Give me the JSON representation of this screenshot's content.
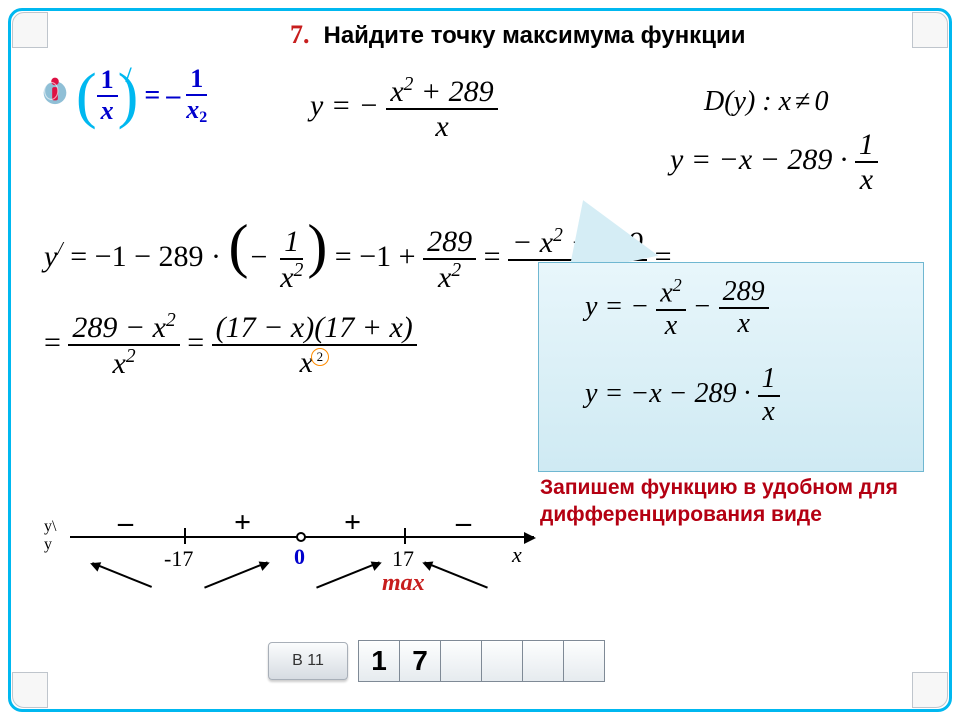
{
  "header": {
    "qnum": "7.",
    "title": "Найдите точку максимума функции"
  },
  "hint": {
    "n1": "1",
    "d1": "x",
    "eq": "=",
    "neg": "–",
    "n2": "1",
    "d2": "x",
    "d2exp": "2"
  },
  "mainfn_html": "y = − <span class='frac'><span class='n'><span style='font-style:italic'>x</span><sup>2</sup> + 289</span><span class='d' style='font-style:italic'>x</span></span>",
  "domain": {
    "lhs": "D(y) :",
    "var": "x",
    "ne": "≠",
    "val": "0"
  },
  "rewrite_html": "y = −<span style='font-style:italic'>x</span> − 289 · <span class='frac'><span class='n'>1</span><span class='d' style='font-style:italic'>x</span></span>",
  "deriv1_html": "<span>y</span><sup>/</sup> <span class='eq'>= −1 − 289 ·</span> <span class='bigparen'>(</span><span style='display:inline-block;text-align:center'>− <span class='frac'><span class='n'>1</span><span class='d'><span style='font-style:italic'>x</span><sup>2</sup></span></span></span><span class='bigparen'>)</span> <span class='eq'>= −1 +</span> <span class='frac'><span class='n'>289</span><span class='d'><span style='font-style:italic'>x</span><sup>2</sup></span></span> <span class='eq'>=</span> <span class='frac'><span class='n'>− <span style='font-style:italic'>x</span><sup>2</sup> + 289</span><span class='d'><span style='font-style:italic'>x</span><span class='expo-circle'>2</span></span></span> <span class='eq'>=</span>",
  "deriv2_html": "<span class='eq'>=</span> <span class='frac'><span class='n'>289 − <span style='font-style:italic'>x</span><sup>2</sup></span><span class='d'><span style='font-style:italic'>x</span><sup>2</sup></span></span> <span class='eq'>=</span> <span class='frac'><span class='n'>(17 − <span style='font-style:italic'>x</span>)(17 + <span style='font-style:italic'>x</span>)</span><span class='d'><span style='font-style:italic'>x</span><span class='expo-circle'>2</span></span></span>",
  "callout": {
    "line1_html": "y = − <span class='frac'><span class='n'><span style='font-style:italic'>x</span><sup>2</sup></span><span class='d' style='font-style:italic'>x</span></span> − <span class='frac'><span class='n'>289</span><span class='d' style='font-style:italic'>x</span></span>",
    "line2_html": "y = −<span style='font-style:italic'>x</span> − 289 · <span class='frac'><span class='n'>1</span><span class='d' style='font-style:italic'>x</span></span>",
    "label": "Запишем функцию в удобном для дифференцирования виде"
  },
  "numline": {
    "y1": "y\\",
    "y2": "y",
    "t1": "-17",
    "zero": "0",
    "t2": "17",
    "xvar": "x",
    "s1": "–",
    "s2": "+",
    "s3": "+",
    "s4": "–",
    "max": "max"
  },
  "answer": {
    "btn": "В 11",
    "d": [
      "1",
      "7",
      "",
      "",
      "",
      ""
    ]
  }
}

^^^^

### [WRITTEN TASK]
Quote the full listing above word for word; exclude every picture from the copy.

### [WRITTEN SOLUTION]
Give me the JSON representation of this screenshot's content.
{
  "header": {
    "qnum": "7.",
    "title": "Найдите точку максимума функции"
  },
  "hint": {
    "n1": "1",
    "d1": "x",
    "eq": "=",
    "neg": "–",
    "n2": "1",
    "d2": "x",
    "d2exp": "2"
  },
  "mainfn_html": "y = − <span class='frac'><span class='n'><span style='font-style:italic'>x</span><sup>2</sup> + 289</span><span class='d' style='font-style:italic'>x</span></span>",
  "domain": {
    "lhs": "D(y) :",
    "var": "x",
    "ne": "≠",
    "val": "0"
  },
  "rewrite_html": "y = −<span style='font-style:italic'>x</span> − 289 · <span class='frac'><span class='n'>1</span><span class='d' style='font-style:italic'>x</span></span>",
  "deriv1_html": "<span>y</span><sup>/</sup> <span class='eq'>= −1 − 289 ·</span> <span class='bigparen'>(</span><span style='display:inline-block;text-align:center'>− <span class='frac'><span class='n'>1</span><span class='d'><span style='font-style:italic'>x</span><sup>2</sup></span></span></span><span class='bigparen'>)</span> <span class='eq'>= −1 +</span> <span class='frac'><span class='n'>289</span><span class='d'><span style='font-style:italic'>x</span><sup>2</sup></span></span> <span class='eq'>=</span> <span class='frac'><span class='n'>− <span style='font-style:italic'>x</span><sup>2</sup> + 289</span><span class='d'><span style='font-style:italic'>x</span><span class='expo-circle'>2</span></span></span> <span class='eq'>=</span>",
  "deriv2_html": "<span class='eq'>=</span> <span class='frac'><span class='n'>289 − <span style='font-style:italic'>x</span><sup>2</sup></span><span class='d'><span style='font-style:italic'>x</span><sup>2</sup></span></span> <span class='eq'>=</span> <span class='frac'><span class='n'>(17 − <span style='font-style:italic'>x</span>)(17 + <span style='font-style:italic'>x</span>)</span><span class='d'><span style='font-style:italic'>x</span><span class='expo-circle'>2</span></span></span>",
  "callout": {
    "line1_html": "y = − <span class='frac'><span class='n'><span style='font-style:italic'>x</span><sup>2</sup></span><span class='d' style='font-style:italic'>x</span></span> − <span class='frac'><span class='n'>289</span><span class='d' style='font-style:italic'>x</span></span>",
    "line2_html": "y = −<span style='font-style:italic'>x</span> − 289 · <span class='frac'><span class='n'>1</span><span class='d' style='font-style:italic'>x</span></span>",
    "label": "Запишем функцию в удобном для дифференцирования виде"
  },
  "numline": {
    "y1": "y\\",
    "y2": "y",
    "t1": "-17",
    "zero": "0",
    "t2": "17",
    "xvar": "x",
    "s1": "–",
    "s2": "+",
    "s3": "+",
    "s4": "–",
    "max": "max"
  },
  "answer": {
    "btn": "В 11",
    "d": [
      "1",
      "7",
      "",
      "",
      "",
      ""
    ]
  }
}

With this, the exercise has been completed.